> Texto de origem
2. Três expressões dominam o texto: fazer bem, emprestar sem nada esperar em troca, ser misericordioso(a) para com os nossos inimigos. Ou seja, uma mudança (podemos chamar-lhe um novo nascimento) que decorre de uma transformação interior. É essa a mudança a que Jesus nos chama, aquela que altera o nosso olhar sobre a realidade e os outros e que nos faz perceber sentimentos muito difíceis de aceitar, alguns dirão impossíveis de realizar. Tenhamos presente o que tantas vezes ouvimos: o provérbio “quem não se sente, não é filho de boa gente”, a lei de talião “olho por olho, dente por dente” (S. Mateus 5, 38); e também as imprecações sobre os inimigos que lemos em tantos Salmos. Há, então, contextos – a nossa própria relação com a vida e com a vida dos outros – que nos formatam comportamentos, os quais nem sempre se enquadram na perspetiva de Jesus.
Importa, portanto, que cada um(a) de nós seja capaz de um exercício quotidiano de monitorização do “seu” estado interior. Como procedi nesta ou naquela circunstância? Será que sou capaz de transformar problemas em desafios? Será que tenho consciência das minhas transformações corporais e mentais? Se sim, como as encaro? Percebo as minhas falhas, os meus tropeços? Será que rio deles? É da minha natureza fazer bem aos outros? Como? Espero ou não receber o que emprestei? (Recordo uma frase que li numa biblioteca particular: “os livros não gostam de ser emprestados; quando o são, ficam de tal modo aborrecidos que nunca mais voltam”). E, como exerço a condição de ‘misericordioso’ perante aqueles que me ofenderam?
 
3. Mas, Jesus vai mais longe apresentando o que se chama a Regra de Ouro: “Façam aos outros como desejam que os outros vos façam”, a que S. Mateus acrescenta “porque essa é a Lei e os Profetas” (S. Mateus 7, 12). Isto é, o fundamento relacional do Povo de Israel (Levítico 19, 18) é indicado por Jesus como processo de vida na perspetiva do Reino de Deus. Um modo simples de compreender o que Deus quer dos que nEle acreditam e confiam, uma forma de vida, um modo de nos relacionarmos com os outros. Ou seja, o Evangelho é fundamentalmente uma “ética”, uma conduta em que o essencial é tratar os outros como eu quero que eles me tratem a mim. Dito de outra forma, a medida da minha bondade, respeito, carinho, estima para com os outros deve ser a que eu quero para mim. Só assim nos capacitamos para “amar os nossos inimigos e fazer bem a quem nos odeia”.

> Material extraído
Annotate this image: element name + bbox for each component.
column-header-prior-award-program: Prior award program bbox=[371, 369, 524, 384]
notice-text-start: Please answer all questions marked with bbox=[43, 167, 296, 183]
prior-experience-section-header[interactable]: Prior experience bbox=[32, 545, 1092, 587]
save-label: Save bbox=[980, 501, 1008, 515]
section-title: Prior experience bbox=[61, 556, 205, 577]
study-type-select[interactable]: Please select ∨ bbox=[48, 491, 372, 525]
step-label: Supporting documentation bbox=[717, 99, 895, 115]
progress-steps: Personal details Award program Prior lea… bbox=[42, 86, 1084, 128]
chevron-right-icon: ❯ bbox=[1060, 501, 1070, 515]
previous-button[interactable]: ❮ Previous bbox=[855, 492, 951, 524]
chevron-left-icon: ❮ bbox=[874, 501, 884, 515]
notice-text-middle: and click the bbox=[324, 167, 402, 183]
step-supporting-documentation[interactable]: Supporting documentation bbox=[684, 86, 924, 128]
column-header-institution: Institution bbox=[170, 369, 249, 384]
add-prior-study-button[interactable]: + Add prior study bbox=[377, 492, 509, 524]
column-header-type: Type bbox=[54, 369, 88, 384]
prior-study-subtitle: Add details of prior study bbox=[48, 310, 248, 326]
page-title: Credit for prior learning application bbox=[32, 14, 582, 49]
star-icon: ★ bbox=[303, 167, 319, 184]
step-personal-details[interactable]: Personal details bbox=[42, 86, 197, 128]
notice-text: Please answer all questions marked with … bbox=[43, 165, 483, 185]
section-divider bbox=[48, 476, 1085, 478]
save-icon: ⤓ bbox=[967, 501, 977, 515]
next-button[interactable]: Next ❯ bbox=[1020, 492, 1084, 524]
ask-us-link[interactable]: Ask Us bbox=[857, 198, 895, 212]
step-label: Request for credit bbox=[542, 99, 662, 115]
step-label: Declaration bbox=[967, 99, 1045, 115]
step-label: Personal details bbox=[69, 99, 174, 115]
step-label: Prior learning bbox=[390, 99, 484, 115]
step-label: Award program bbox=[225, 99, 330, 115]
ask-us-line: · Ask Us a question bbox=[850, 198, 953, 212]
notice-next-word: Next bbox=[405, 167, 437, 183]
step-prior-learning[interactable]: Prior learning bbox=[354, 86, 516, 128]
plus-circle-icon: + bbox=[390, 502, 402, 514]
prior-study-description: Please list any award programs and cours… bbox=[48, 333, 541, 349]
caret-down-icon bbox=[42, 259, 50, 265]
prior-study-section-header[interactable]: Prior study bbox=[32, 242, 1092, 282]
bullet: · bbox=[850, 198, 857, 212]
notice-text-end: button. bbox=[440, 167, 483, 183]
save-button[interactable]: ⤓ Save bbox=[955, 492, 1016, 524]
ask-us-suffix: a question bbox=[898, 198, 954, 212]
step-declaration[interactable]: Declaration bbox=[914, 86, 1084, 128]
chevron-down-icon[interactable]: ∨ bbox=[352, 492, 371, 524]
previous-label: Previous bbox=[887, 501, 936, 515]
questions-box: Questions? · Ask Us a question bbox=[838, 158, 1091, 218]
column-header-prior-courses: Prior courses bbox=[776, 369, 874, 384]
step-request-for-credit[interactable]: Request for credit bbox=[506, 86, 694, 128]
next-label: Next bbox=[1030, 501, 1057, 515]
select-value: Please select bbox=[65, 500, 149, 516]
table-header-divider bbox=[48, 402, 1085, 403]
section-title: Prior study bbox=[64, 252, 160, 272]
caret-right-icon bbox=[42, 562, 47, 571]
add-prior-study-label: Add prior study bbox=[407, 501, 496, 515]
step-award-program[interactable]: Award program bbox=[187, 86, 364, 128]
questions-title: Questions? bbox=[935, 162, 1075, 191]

> Exercícios a realizar
**a)** Transcreva, por favor, o trecho do texto de origem desde "Importa, portanto, que" até "que me ofenderam?".
**b)** Resuma o texto de origem em duas frases.
A listagem não tem qualquer relação com o texto de origem.

> Respostas aos exercícios
**a)**
Importa, portanto, que cada um(a) de nós seja capaz de um exercício quotidiano de monitorização do “seu” estado interior. Como procedi nesta ou naquela circunstância? Será que sou capaz de transformar problemas em desafios? Será que tenho consciência das minhas transformações corporais e mentais? Se sim, como as encaro? Percebo as minhas falhas, os meus tropeços? Será que rio deles? É da minha natureza fazer bem aos outros? Como? Espero ou não receber o que emprestei? (Recordo uma frase que li numa biblioteca particular: “os livros não gostam de ser emprestados; quando o são, ficam de tal modo aborrecidos que nunca mais voltam”). E, como exerço a condição de ‘misericordioso’ perante aqueles que me ofenderam?

**b)** Jesus chama a uma mudança interior que se traduz em fazer bem, emprestar sem nada esperar em troca e ser misericordioso para com os inimigos, o que pede a cada um de nós um exercício quotidiano de monitorização do seu estado interior. Com a Regra de Ouro, Jesus indica que a medida da bondade e do respeito para com os outros deve ser a que eu quero para mim, e só assim nos capacitamos para amar os nossos inimigos.